### Stated problem
Make an exact copy of the lines, leaving the pictures out.

#####

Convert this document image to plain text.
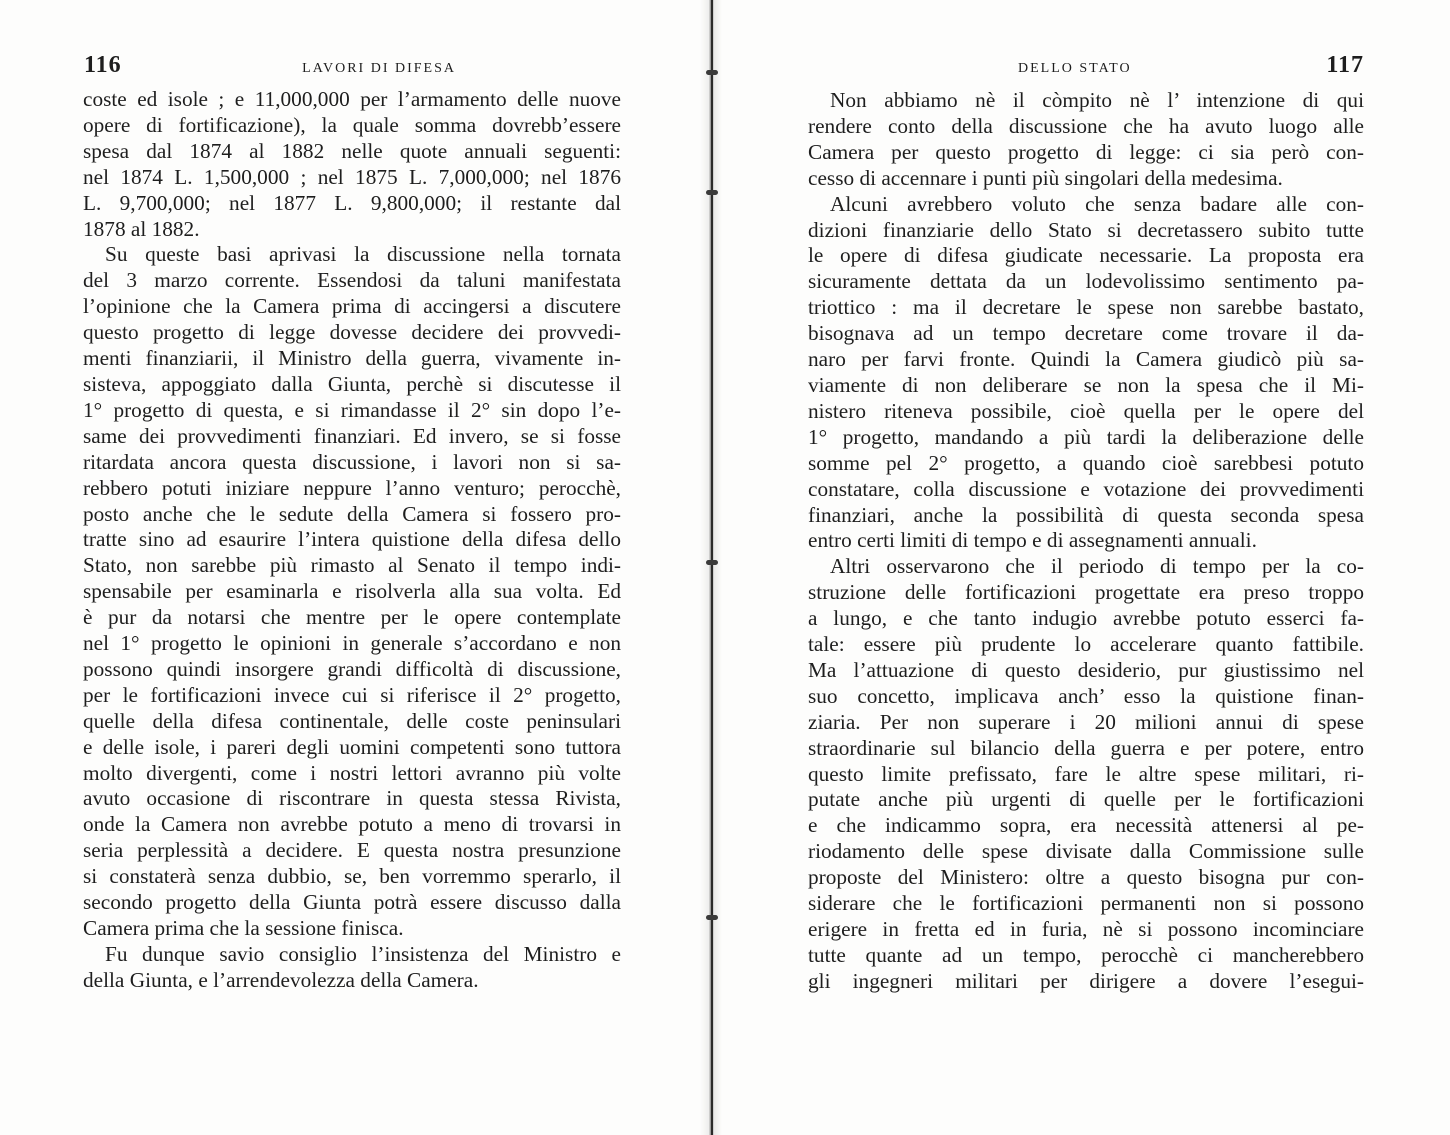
116	LAVORI DI DIFESA
coste ed isole ; e 11,000,000 per l’armamento delle nuove
opere di fortificazione), la quale somma dovrebb’essere
spesa dal 1874 al 1882 nelle quote annuali seguenti:
nel 1874 L. 1,500,000 ; nel 1875 L. 7,000,000; nel 1876
L. 9,700,000; nel 1877 L. 9,800,000; il restante dal
1878 al 1882.
Su queste basi aprivasi la discussione nella tornata
del 3 marzo corrente. Essendosi da taluni manifestata
l’opinione che la Camera prima di accingersi a discutere
questo progetto di legge dovesse decidere dei provvedi-
menti finanziarii, il Ministro della guerra, vivamente in-
sisteva, appoggiato dalla Giunta, perchè si discutesse il
1° progetto di questa, e si rimandasse il 2° sin dopo l’e-
same dei provvedimenti finanziari. Ed invero, se si fosse
ritardata ancora questa discussione, i lavori non si sa-
rebbero potuti iniziare neppure l’anno venturo; perocchè,
posto anche che le sedute della Camera si fossero pro-
tratte sino ad esaurire l’intera quistione della difesa dello
Stato, non sarebbe più rimasto al Senato il tempo indi-
spensabile per esaminarla e risolverla alla sua volta. Ed
è pur da notarsi che mentre per le opere contemplate
nel 1° progetto le opinioni in generale s’accordano e non
possono quindi insorgere grandi difficoltà di discussione,
per le fortificazioni invece cui si riferisce il 2° progetto,
quelle della difesa continentale, delle coste peninsulari
e delle isole, i pareri degli uomini competenti sono tuttora
molto divergenti, come i nostri lettori avranno più volte
avuto occasione di riscontrare in questa stessa Rivista,
onde la Camera non avrebbe potuto a meno di trovarsi in
seria perplessità a decidere. E questa nostra presunzione
si constaterà senza dubbio, se, ben vorremmo sperarlo, il
secondo progetto della Giunta potrà essere discusso dalla
Camera prima che la sessione finisca.
Fu dunque savio consiglio l’insistenza del Ministro e
della Giunta, e l’arrendevolezza della Camera.
DELLO STATO	117
Non abbiamo nè il còmpito nè l’ intenzione di qui
rendere conto della discussione che ha avuto luogo alle
Camera per questo progetto di legge: ci sia però con-
cesso di accennare i punti più singolari della medesima.
Alcuni avrebbero voluto che senza badare alle con-
dizioni finanziarie dello Stato si decretassero subito tutte
le opere di difesa giudicate necessarie. La proposta era
sicuramente dettata da un lodevolissimo sentimento pa-
triottico : ma il decretare le spese non sarebbe bastato,
bisognava ad un tempo decretare come trovare il da-
naro per farvi fronte. Quindi la Camera giudicò più sa-
viamente di non deliberare se non la spesa che il Mi-
nistero riteneva possibile, cioè quella per le opere del
1° progetto, mandando a più tardi la deliberazione delle
somme pel 2° progetto, a quando cioè sarebbesi potuto
constatare, colla discussione e votazione dei provvedimenti
finanziari, anche la possibilità di questa seconda spesa
entro certi limiti di tempo e di assegnamenti annuali.
Altri osservarono che il periodo di tempo per la co-
struzione delle fortificazioni progettate era preso troppo
a lungo, e che tanto indugio avrebbe potuto esserci fa-
tale: essere più prudente lo accelerare quanto fattibile.
Ma l’attuazione di questo desiderio, pur giustissimo nel
suo concetto, implicava anch’ esso la quistione finan-
ziaria. Per non superare i 20 milioni annui di spese
straordinarie sul bilancio della guerra e per potere, entro
questo limite prefissato, fare le altre spese militari, ri-
putate anche più urgenti di quelle per le fortificazioni
e che indicammo sopra, era necessità attenersi al pe-
riodamento delle spese divisate dalla Commissione sulle
proposte del Ministero: oltre a questo bisogna pur con-
siderare che le fortificazioni permanenti non si possono
erigere in fretta ed in furia, nè si possono incominciare
tutte quante ad un tempo, perocchè ci mancherebbero
gli ingegneri militari per dirigere a dovere l’esegui-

#####

### Exercise response
Convert this document image to plain text.
116	LAVORI DI DIFESA
coste ed isole ; e 11,000,000 per l’armamento delle nuove
opere di fortificazione), la quale somma dovrebb’essere
spesa dal 1874 al 1882 nelle quote annuali seguenti:
nel 1874 L. 1,500,000 ; nel 1875 L. 7,000,000; nel 1876
L. 9,700,000; nel 1877 L. 9,800,000; il restante dal
1878 al 1882.
Su queste basi aprivasi la discussione nella tornata
del 3 marzo corrente. Essendosi da taluni manifestata
l’opinione che la Camera prima di accingersi a discutere
questo progetto di legge dovesse decidere dei provvedi-
menti finanziarii, il Ministro della guerra, vivamente in-
sisteva, appoggiato dalla Giunta, perchè si discutesse il
1° progetto di questa, e si rimandasse il 2° sin dopo l’e-
same dei provvedimenti finanziari. Ed invero, se si fosse
ritardata ancora questa discussione, i lavori non si sa-
rebbero potuti iniziare neppure l’anno venturo; perocchè,
posto anche che le sedute della Camera si fossero pro-
tratte sino ad esaurire l’intera quistione della difesa dello
Stato, non sarebbe più rimasto al Senato il tempo indi-
spensabile per esaminarla e risolverla alla sua volta. Ed
è pur da notarsi che mentre per le opere contemplate
nel 1° progetto le opinioni in generale s’accordano e non
possono quindi insorgere grandi difficoltà di discussione,
per le fortificazioni invece cui si riferisce il 2° progetto,
quelle della difesa continentale, delle coste peninsulari
e delle isole, i pareri degli uomini competenti sono tuttora
molto divergenti, come i nostri lettori avranno più volte
avuto occasione di riscontrare in questa stessa Rivista,
onde la Camera non avrebbe potuto a meno di trovarsi in
seria perplessità a decidere. E questa nostra presunzione
si constaterà senza dubbio, se, ben vorremmo sperarlo, il
secondo progetto della Giunta potrà essere discusso dalla
Camera prima che la sessione finisca.
Fu dunque savio consiglio l’insistenza del Ministro e
della Giunta, e l’arrendevolezza della Camera.
DELLO STATO	117
Non abbiamo nè il còmpito nè l’ intenzione di qui
rendere conto della discussione che ha avuto luogo alle
Camera per questo progetto di legge: ci sia però con-
cesso di accennare i punti più singolari della medesima.
Alcuni avrebbero voluto che senza badare alle con-
dizioni finanziarie dello Stato si decretassero subito tutte
le opere di difesa giudicate necessarie. La proposta era
sicuramente dettata da un lodevolissimo sentimento pa-
triottico : ma il decretare le spese non sarebbe bastato,
bisognava ad un tempo decretare come trovare il da-
naro per farvi fronte. Quindi la Camera giudicò più sa-
viamente di non deliberare se non la spesa che il Mi-
nistero riteneva possibile, cioè quella per le opere del
1° progetto, mandando a più tardi la deliberazione delle
somme pel 2° progetto, a quando cioè sarebbesi potuto
constatare, colla discussione e votazione dei provvedimenti
finanziari, anche la possibilità di questa seconda spesa
entro certi limiti di tempo e di assegnamenti annuali.
Altri osservarono che il periodo di tempo per la co-
struzione delle fortificazioni progettate era preso troppo
a lungo, e che tanto indugio avrebbe potuto esserci fa-
tale: essere più prudente lo accelerare quanto fattibile.
Ma l’attuazione di questo desiderio, pur giustissimo nel
suo concetto, implicava anch’ esso la quistione finan-
ziaria. Per non superare i 20 milioni annui di spese
straordinarie sul bilancio della guerra e per potere, entro
questo limite prefissato, fare le altre spese militari, ri-
putate anche più urgenti di quelle per le fortificazioni
e che indicammo sopra, era necessità attenersi al pe-
riodamento delle spese divisate dalla Commissione sulle
proposte del Ministero: oltre a questo bisogna pur con-
siderare che le fortificazioni permanenti non si possono
erigere in fretta ed in furia, nè si possono incominciare
tutte quante ad un tempo, perocchè ci mancherebbero
gli ingegneri militari per dirigere a dovere l’esegui-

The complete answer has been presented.